__正文部分__.
——
MultithreadedTableWriter

针对单条数据批量写入的场景，DolphinDB Python API 提供 MultithreadedTableWriter（推荐）和 BatchTableWrite （不推荐）两个类对象用于批量异步追加数据，并在客户端维护了一个数据缓冲队列。当服务器端忙于网络 I/O 时，客户端的写入线程仍然可以将数据持续写入缓冲队列（该队列由客户端维护），写入队列后即可返回，从而避免了写线程的忙等。若指定 threadCount 不为 1，则须确保待写入表支持并发写入。

工作原理

MultithreadedTableWriter，以下简称 MTW，主要用于批量写入单条数据。构造 MTW 时，需要指定后台写入线程数 threadCount，MTW 将会创建 threadCount+1 个后台 C++线程，包含1个转换线程和 threadCount 个写入线程。以下为简要的使用说明：

MTW 提供接口 insert 方法，该方法一次接收一条数据，将输入的 Python 对象放到待转换队列中，然后返回 ErrorCodeInfo。该过程中仅会校验写入数据列数是否和待写入表一致，并不会进行类型检查。如遇到写入数据列数不匹配、或写入线程已退出等情况，ErrorCodeInfo.hasError() 将会返回 True，表示执行 insert 时发生错误。
——
__数据摘录__.
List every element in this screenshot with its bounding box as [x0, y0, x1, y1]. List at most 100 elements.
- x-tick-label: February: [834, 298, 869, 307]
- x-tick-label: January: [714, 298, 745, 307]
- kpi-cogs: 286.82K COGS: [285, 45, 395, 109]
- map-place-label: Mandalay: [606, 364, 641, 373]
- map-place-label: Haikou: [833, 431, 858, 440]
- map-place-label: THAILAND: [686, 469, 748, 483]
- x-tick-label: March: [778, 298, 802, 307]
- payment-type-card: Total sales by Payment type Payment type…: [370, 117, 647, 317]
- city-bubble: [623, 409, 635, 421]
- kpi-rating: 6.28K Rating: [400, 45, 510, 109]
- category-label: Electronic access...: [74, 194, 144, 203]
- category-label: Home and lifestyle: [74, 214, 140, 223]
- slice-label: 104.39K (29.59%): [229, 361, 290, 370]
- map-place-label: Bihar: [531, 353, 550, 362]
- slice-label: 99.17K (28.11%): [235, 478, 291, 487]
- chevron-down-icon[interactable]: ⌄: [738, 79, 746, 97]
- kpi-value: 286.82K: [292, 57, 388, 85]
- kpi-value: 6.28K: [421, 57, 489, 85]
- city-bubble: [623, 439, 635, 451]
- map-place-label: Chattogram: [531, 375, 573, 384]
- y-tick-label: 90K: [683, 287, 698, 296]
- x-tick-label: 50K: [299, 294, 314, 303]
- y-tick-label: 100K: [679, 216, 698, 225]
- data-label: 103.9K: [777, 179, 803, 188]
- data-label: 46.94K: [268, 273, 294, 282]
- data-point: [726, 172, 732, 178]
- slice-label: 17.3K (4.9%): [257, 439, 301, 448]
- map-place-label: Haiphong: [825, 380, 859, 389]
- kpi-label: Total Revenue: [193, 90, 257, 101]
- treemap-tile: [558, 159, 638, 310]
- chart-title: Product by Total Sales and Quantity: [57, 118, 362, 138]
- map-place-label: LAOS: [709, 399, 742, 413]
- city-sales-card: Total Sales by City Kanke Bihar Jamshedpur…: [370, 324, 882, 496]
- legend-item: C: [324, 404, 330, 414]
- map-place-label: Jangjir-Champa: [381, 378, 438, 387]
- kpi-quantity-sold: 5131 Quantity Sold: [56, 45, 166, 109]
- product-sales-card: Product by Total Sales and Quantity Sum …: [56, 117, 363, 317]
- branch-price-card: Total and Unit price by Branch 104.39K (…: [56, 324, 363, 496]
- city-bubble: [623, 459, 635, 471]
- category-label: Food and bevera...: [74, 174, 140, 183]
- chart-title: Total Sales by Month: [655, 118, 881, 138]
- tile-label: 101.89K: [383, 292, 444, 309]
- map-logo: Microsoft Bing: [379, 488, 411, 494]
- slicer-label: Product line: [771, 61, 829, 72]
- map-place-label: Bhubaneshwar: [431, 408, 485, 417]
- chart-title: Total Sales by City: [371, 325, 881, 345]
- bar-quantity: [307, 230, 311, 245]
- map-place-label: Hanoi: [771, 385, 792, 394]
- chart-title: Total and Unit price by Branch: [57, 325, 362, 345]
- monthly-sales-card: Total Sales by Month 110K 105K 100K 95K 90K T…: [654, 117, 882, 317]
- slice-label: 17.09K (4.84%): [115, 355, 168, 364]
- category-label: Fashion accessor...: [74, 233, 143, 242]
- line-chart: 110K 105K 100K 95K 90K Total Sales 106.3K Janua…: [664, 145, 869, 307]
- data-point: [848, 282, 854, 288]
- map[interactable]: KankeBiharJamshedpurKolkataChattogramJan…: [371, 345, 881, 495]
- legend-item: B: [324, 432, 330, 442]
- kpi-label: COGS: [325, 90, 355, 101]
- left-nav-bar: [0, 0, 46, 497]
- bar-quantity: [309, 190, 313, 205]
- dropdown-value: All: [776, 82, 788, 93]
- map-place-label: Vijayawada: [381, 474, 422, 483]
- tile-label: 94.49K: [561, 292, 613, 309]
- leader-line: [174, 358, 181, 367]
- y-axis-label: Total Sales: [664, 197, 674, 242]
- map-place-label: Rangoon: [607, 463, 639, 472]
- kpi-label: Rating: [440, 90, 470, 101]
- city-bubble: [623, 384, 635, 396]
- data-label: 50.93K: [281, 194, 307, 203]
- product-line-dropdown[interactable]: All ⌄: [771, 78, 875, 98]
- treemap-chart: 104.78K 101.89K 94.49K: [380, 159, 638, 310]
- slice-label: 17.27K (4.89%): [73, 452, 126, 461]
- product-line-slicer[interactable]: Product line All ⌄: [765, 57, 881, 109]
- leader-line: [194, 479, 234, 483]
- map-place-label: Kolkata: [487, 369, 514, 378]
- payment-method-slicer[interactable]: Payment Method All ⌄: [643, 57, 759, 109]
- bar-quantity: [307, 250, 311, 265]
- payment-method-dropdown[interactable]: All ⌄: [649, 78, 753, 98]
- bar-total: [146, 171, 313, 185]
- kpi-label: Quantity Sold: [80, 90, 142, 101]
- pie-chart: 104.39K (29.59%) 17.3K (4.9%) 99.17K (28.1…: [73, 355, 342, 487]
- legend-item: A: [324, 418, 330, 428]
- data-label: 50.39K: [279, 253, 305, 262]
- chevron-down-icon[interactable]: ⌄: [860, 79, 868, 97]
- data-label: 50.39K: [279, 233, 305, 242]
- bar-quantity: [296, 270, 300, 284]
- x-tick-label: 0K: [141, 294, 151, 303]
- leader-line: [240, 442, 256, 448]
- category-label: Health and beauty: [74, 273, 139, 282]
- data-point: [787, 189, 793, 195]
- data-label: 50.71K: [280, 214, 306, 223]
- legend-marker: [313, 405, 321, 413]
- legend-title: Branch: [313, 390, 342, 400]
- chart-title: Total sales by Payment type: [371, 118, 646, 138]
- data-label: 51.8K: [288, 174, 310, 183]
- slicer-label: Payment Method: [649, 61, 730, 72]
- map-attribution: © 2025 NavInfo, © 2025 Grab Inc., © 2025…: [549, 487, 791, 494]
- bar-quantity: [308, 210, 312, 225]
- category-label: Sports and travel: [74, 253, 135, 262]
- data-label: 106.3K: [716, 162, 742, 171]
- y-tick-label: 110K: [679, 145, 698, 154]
——
__任务要求__. 列出上文关于 MultithreadedTableWriter 的说明中出现的全部英文代码标识符，即类名、参数名、方法名和返回对象名。缩写 MTW 不算，DolphinDB、Python、C++、I/O 这类通用名称也不算。

__结果如下__.
- MultithreadedTableWriter
- BatchTableWrite
- threadCount
- insert
- ErrorCodeInfo
- hasError()